## Records to use
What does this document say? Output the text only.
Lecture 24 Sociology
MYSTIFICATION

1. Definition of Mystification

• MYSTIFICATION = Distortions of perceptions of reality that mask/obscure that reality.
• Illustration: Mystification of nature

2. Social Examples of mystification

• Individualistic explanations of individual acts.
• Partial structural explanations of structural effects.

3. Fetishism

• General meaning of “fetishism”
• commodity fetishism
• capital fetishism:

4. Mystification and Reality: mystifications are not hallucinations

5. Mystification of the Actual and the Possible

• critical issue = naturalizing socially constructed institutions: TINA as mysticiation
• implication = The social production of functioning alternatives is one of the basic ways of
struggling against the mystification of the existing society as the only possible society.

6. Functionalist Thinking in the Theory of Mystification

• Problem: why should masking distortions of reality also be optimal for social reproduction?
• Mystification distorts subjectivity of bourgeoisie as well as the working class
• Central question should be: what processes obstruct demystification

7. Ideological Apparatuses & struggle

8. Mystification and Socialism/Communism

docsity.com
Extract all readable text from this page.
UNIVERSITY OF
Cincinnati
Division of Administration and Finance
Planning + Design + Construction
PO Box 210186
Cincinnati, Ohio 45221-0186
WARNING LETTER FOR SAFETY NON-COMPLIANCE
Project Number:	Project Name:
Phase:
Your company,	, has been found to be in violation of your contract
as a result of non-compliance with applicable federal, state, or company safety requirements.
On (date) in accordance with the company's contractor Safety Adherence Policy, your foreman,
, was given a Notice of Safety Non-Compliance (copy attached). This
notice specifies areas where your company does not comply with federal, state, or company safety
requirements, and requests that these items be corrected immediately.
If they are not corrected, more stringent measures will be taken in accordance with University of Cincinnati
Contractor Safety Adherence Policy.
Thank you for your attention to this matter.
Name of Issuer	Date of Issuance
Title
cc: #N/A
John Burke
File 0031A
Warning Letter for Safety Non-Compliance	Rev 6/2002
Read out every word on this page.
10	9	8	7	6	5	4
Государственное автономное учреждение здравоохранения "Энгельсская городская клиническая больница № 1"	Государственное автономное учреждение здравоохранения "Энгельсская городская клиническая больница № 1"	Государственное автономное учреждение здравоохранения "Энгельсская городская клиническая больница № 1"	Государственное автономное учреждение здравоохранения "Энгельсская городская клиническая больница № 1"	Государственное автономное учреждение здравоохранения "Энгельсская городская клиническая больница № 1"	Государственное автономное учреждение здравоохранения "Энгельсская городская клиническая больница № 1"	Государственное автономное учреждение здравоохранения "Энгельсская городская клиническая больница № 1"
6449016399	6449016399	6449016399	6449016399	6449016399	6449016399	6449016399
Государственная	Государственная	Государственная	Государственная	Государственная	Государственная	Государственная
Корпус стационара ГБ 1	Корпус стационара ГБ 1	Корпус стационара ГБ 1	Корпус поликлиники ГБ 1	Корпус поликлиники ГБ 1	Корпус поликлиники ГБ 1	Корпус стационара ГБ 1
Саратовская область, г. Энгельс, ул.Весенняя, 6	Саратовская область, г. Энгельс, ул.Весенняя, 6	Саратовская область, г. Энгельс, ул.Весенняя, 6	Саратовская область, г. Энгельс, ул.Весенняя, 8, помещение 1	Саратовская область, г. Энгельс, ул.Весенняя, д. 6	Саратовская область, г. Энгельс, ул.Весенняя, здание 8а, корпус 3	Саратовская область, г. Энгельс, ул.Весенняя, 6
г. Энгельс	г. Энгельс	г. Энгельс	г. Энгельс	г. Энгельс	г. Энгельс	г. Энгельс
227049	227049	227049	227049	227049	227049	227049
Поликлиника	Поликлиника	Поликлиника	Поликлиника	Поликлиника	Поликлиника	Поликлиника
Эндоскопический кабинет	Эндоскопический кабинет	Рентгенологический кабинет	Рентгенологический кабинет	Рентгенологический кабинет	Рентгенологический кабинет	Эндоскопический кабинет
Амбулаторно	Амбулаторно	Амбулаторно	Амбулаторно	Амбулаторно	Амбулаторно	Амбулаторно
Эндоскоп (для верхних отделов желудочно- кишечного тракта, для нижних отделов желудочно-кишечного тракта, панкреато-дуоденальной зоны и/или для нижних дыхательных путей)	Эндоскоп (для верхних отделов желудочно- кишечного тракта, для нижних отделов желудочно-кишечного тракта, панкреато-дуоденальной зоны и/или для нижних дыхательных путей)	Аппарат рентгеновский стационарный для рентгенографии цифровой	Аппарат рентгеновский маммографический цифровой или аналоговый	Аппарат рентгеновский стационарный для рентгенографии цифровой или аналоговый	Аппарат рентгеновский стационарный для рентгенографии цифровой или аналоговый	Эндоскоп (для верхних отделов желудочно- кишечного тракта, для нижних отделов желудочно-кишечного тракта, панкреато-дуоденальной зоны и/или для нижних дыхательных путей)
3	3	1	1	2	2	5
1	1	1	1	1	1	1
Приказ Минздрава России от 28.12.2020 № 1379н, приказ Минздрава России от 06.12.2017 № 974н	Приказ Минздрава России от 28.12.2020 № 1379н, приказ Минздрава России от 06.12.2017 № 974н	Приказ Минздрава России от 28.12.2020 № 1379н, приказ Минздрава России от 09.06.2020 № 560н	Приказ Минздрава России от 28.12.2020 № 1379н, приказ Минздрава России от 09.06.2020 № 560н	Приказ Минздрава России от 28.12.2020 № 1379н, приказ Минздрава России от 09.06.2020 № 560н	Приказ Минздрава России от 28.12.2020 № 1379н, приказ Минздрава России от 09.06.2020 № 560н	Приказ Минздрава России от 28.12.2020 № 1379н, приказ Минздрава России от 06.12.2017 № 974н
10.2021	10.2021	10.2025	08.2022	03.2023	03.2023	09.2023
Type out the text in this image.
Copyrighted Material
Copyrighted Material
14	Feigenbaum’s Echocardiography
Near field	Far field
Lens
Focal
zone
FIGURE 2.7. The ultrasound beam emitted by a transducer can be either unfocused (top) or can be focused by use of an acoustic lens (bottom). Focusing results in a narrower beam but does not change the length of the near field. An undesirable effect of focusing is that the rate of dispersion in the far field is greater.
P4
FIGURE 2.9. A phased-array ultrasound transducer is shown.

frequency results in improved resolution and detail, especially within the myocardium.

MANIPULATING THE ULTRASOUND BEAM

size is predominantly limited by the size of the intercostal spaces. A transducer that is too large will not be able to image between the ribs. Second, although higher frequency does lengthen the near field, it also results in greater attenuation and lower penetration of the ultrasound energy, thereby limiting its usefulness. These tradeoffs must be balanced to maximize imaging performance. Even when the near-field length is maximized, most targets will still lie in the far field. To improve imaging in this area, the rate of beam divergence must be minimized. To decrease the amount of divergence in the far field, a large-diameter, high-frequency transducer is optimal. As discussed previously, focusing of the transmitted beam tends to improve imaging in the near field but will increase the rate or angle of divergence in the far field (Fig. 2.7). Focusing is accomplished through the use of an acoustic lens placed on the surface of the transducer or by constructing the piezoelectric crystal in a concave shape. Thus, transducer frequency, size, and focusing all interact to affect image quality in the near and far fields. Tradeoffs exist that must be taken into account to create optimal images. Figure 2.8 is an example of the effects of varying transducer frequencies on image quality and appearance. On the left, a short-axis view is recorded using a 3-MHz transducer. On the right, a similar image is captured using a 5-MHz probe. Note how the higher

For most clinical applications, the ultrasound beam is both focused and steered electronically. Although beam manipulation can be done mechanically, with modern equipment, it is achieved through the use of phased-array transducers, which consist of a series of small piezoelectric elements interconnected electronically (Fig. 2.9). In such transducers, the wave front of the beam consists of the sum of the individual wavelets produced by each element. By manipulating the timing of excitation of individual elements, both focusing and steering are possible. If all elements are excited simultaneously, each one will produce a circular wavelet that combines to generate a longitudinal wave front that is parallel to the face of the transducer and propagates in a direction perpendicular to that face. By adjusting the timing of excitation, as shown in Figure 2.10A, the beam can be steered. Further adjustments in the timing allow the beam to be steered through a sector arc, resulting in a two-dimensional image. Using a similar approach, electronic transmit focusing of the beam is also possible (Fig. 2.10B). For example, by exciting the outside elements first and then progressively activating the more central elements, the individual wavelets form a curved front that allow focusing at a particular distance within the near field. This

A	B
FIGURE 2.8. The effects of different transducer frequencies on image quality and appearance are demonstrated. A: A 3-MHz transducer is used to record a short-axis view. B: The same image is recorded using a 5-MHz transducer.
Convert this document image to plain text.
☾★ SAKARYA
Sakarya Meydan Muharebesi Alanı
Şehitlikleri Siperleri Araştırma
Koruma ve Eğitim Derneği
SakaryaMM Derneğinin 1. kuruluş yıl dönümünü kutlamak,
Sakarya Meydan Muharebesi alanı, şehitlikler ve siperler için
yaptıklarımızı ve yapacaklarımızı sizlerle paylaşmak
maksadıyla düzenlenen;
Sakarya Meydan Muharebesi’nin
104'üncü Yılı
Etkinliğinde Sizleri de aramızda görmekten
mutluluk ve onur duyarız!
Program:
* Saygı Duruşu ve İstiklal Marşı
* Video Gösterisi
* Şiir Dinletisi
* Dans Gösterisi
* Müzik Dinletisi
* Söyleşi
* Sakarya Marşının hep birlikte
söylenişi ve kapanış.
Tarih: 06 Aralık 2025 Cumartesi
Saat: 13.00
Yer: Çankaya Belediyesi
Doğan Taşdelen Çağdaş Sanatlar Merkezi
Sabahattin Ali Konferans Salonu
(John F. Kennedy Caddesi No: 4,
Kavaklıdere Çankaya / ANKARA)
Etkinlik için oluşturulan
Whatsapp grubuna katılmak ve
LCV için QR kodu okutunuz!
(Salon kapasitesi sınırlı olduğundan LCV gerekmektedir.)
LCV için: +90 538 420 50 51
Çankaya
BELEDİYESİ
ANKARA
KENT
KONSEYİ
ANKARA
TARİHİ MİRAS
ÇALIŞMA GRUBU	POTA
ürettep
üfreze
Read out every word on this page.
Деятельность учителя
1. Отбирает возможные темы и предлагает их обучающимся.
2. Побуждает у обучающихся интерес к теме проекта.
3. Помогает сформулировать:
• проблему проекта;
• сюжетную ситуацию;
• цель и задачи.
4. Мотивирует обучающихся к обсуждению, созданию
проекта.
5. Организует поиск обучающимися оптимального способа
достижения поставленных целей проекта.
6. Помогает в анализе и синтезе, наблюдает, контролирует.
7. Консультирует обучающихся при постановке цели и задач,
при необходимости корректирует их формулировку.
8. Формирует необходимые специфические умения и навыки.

## Written task
Copy every line in the listing above where the string "only" turns up.

## The completed task
What does this document say? Output the text only.
struggling against the mystification of the existing society as the only possible society.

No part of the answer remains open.